Exercise instructions: Lines containing the string "ΑΘΗΝΩΝ" are to be counted. Write only how many there are.

Records from a collection of figures:
"""

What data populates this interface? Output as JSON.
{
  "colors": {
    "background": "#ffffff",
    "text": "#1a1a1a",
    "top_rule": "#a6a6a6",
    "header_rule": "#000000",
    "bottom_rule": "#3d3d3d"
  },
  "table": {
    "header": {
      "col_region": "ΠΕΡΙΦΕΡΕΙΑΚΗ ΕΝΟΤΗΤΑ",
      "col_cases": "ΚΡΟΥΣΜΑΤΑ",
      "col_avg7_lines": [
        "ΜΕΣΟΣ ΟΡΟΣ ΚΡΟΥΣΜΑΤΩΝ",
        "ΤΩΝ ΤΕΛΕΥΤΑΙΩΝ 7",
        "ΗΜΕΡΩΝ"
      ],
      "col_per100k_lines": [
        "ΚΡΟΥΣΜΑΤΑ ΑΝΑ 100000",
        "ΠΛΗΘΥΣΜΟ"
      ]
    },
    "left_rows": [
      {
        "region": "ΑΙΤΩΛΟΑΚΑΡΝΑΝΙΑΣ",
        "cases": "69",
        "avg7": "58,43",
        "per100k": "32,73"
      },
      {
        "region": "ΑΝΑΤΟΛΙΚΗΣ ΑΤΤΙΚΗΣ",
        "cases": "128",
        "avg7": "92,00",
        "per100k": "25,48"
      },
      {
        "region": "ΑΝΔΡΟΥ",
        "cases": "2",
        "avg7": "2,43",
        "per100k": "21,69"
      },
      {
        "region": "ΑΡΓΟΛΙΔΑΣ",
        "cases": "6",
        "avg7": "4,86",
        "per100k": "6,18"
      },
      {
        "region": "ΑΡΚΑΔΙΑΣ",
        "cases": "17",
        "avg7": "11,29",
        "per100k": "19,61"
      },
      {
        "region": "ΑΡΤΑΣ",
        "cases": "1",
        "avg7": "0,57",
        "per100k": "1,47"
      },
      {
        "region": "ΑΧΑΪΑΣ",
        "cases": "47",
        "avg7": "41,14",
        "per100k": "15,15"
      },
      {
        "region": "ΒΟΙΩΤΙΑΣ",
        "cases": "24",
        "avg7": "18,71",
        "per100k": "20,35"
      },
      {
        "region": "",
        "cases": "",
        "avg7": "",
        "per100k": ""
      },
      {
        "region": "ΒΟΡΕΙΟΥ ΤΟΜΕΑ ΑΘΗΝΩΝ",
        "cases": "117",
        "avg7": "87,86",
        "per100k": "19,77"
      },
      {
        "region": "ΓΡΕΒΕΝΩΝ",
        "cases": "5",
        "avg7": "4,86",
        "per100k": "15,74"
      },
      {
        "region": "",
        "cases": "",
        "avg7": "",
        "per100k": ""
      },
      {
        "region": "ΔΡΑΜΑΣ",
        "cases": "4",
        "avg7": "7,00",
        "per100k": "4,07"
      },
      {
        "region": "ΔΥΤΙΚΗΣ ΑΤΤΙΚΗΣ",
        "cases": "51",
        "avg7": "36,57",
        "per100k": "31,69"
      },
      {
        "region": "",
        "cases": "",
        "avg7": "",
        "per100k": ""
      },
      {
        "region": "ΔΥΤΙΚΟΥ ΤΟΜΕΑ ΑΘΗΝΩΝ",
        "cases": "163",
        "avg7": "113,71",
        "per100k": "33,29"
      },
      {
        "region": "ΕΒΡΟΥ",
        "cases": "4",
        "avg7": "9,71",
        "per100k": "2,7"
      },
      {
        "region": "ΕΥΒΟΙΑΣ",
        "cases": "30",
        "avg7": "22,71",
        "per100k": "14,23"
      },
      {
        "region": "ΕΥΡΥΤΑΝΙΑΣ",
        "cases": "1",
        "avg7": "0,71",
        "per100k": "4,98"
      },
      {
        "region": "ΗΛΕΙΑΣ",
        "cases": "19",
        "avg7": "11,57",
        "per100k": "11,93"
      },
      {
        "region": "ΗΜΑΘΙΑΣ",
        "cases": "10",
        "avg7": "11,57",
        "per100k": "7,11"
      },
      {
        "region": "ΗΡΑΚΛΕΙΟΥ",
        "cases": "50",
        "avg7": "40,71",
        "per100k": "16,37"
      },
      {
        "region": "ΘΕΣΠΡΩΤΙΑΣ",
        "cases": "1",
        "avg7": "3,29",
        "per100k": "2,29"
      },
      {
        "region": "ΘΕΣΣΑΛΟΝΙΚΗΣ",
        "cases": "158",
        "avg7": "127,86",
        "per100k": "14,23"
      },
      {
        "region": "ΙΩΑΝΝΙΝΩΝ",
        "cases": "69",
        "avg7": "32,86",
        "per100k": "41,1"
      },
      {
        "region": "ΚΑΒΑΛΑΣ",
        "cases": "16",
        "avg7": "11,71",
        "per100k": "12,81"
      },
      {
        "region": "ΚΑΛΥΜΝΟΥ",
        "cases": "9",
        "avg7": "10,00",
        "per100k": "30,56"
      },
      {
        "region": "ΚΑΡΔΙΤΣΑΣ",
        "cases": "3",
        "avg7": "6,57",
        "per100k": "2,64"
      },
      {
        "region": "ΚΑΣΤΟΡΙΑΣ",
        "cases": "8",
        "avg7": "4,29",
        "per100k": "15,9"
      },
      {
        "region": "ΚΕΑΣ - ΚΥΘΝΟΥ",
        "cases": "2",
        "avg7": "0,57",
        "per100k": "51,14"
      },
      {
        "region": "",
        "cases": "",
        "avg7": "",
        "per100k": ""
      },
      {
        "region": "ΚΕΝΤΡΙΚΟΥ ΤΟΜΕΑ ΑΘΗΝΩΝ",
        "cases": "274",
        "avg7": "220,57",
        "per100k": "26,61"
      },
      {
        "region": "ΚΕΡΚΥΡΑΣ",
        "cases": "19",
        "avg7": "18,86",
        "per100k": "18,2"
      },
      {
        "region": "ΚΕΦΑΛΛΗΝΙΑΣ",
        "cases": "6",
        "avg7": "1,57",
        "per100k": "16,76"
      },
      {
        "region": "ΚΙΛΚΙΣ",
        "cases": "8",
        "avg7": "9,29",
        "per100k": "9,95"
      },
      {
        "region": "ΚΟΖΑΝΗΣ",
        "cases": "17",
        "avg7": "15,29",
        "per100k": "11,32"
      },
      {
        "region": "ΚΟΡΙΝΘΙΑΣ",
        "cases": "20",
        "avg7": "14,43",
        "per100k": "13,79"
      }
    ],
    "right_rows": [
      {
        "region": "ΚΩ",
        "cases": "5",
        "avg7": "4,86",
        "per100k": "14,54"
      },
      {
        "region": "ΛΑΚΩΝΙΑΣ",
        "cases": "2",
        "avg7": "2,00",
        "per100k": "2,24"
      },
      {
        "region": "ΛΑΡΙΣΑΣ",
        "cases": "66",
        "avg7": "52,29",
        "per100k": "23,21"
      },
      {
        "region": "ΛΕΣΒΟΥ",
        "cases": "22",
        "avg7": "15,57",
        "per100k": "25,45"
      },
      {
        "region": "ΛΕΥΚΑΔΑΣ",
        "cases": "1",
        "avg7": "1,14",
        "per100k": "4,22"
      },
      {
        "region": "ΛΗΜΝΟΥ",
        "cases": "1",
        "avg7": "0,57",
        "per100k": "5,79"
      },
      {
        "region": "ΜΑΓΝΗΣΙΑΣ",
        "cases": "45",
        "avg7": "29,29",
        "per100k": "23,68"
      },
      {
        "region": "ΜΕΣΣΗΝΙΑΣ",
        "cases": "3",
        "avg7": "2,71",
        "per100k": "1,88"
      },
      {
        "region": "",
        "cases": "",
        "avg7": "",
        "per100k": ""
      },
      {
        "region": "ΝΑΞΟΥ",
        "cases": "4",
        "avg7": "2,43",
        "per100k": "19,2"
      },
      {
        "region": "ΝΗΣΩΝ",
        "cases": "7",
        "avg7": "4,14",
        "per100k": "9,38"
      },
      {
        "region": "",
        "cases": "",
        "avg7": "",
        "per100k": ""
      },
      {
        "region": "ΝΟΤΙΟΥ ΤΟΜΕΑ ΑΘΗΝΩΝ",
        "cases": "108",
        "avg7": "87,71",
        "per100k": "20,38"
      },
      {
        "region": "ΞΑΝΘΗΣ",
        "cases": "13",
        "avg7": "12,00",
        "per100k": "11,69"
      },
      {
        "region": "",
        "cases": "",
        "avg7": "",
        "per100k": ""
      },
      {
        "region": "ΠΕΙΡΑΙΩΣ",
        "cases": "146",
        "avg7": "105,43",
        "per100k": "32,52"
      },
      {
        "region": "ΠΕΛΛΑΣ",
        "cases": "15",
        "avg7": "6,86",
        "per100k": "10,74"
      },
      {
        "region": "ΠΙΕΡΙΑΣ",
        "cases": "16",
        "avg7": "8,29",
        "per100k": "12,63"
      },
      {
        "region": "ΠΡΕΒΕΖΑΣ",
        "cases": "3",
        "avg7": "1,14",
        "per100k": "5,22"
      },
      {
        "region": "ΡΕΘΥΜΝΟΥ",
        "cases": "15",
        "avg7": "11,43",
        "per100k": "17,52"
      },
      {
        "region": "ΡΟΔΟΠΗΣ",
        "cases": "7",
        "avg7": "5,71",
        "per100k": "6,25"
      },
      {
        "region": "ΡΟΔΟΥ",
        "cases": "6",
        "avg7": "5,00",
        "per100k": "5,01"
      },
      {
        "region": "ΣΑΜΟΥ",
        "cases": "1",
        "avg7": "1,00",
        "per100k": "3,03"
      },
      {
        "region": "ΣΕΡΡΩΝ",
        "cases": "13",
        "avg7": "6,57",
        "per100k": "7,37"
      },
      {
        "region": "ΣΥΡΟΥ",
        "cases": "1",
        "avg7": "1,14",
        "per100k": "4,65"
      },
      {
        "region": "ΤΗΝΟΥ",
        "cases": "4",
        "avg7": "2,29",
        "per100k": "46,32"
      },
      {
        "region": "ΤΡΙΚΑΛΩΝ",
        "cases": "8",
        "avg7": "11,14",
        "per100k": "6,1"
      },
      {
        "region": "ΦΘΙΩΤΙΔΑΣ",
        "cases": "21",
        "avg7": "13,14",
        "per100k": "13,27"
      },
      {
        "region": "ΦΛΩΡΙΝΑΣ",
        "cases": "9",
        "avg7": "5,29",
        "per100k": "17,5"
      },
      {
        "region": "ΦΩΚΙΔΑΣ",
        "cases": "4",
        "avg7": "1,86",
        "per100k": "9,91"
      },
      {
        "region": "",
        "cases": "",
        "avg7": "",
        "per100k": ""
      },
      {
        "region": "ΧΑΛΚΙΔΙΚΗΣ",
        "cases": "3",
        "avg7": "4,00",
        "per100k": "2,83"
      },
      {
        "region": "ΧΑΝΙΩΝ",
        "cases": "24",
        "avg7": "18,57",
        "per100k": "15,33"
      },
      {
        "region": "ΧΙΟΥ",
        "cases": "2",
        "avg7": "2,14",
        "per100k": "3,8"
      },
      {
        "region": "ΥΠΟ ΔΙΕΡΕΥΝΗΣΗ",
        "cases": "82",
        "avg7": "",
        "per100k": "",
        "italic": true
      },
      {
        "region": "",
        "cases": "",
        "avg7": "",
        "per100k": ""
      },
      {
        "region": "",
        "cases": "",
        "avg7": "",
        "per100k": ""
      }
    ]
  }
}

"""

Response to the exercise: 4